Repeat each line exactly as it is written.

[RECORD SET]
----------------

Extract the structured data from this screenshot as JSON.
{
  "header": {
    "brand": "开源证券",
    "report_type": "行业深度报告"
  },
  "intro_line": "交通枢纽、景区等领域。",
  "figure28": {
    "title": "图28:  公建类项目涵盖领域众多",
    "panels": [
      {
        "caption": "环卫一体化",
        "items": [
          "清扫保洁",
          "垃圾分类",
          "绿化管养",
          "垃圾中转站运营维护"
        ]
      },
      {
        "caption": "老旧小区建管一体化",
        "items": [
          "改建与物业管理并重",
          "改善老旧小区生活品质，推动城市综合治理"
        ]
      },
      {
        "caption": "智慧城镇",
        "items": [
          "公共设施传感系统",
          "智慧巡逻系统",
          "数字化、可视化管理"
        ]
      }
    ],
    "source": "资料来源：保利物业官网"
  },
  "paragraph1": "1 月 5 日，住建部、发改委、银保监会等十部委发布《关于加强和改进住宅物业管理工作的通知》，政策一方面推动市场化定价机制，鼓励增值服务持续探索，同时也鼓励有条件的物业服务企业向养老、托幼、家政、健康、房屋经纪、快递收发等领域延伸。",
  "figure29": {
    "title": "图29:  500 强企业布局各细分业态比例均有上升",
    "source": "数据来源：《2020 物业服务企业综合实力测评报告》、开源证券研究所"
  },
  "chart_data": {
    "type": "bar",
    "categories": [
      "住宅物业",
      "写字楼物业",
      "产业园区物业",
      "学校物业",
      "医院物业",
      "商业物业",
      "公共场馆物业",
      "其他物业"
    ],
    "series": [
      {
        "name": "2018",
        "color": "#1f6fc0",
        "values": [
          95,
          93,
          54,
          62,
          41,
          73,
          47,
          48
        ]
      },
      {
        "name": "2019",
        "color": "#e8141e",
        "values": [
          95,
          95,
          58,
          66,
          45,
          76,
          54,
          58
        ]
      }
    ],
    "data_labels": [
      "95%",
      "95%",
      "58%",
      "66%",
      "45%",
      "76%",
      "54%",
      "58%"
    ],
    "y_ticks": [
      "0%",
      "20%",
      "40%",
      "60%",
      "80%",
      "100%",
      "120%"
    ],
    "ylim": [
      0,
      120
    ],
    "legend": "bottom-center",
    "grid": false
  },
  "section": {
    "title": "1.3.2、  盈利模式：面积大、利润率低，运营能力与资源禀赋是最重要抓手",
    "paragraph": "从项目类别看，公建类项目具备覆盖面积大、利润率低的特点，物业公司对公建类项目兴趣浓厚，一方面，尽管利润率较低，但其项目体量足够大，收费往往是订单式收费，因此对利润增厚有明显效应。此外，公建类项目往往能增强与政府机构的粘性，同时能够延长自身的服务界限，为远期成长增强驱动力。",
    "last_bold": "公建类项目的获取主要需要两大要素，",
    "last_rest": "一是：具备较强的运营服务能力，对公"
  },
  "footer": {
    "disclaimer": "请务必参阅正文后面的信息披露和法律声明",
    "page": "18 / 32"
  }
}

----------------

[RESPONSE TO THE TASK]
Extract the structured data from this screenshot as JSON.
{
  "header": {
    "brand": "开源证券",
    "report_type": "行业深度报告"
  },
  "intro_line": "交通枢纽、景区等领域。",
  "figure28": {
    "title": "图28:  公建类项目涵盖领域众多",
    "panels": [
      {
        "caption": "环卫一体化",
        "items": [
          "清扫保洁",
          "垃圾分类",
          "绿化管养",
          "垃圾中转站运营维护"
        ]
      },
      {
        "caption": "老旧小区建管一体化",
        "items": [
          "改建与物业管理并重",
          "改善老旧小区生活品质，推动城市综合治理"
        ]
      },
      {
        "caption": "智慧城镇",
        "items": [
          "公共设施传感系统",
          "智慧巡逻系统",
          "数字化、可视化管理"
        ]
      }
    ],
    "source": "资料来源：保利物业官网"
  },
  "paragraph1": "1 月 5 日，住建部、发改委、银保监会等十部委发布《关于加强和改进住宅物业管理工作的通知》，政策一方面推动市场化定价机制，鼓励增值服务持续探索，同时也鼓励有条件的物业服务企业向养老、托幼、家政、健康、房屋经纪、快递收发等领域延伸。",
  "figure29": {
    "title": "图29:  500 强企业布局各细分业态比例均有上升",
    "source": "数据来源：《2020 物业服务企业综合实力测评报告》、开源证券研究所"
  },
  "chart_data": {
    "type": "bar",
    "categories": [
      "住宅物业",
      "写字楼物业",
      "产业园区物业",
      "学校物业",
      "医院物业",
      "商业物业",
      "公共场馆物业",
      "其他物业"
    ],
    "series": [
      {
        "name": "2018",
        "color": "#1f6fc0",
        "values": [
          95,
          93,
          54,
          62,
          41,
          73,
          47,
          48
        ]
      },
      {
        "name": "2019",
        "color": "#e8141e",
        "values": [
          95,
          95,
          58,
          66,
          45,
          76,
          54,
          58
        ]
      }
    ],
    "data_labels": [
      "95%",
      "95%",
      "58%",
      "66%",
      "45%",
      "76%",
      "54%",
      "58%"
    ],
    "y_ticks": [
      "0%",
      "20%",
      "40%",
      "60%",
      "80%",
      "100%",
      "120%"
    ],
    "ylim": [
      0,
      120
    ],
    "legend": "bottom-center",
    "grid": false
  },
  "section": {
    "title": "1.3.2、  盈利模式：面积大、利润率低，运营能力与资源禀赋是最重要抓手",
    "paragraph": "从项目类别看，公建类项目具备覆盖面积大、利润率低的特点，物业公司对公建类项目兴趣浓厚，一方面，尽管利润率较低，但其项目体量足够大，收费往往是订单式收费，因此对利润增厚有明显效应。此外，公建类项目往往能增强与政府机构的粘性，同时能够延长自身的服务界限，为远期成长增强驱动力。",
    "last_bold": "公建类项目的获取主要需要两大要素，",
    "last_rest": "一是：具备较强的运营服务能力，对公"
  },
  "footer": {
    "disclaimer": "请务必参阅正文后面的信息披露和法律声明",
    "page": "18 / 32"
  }
}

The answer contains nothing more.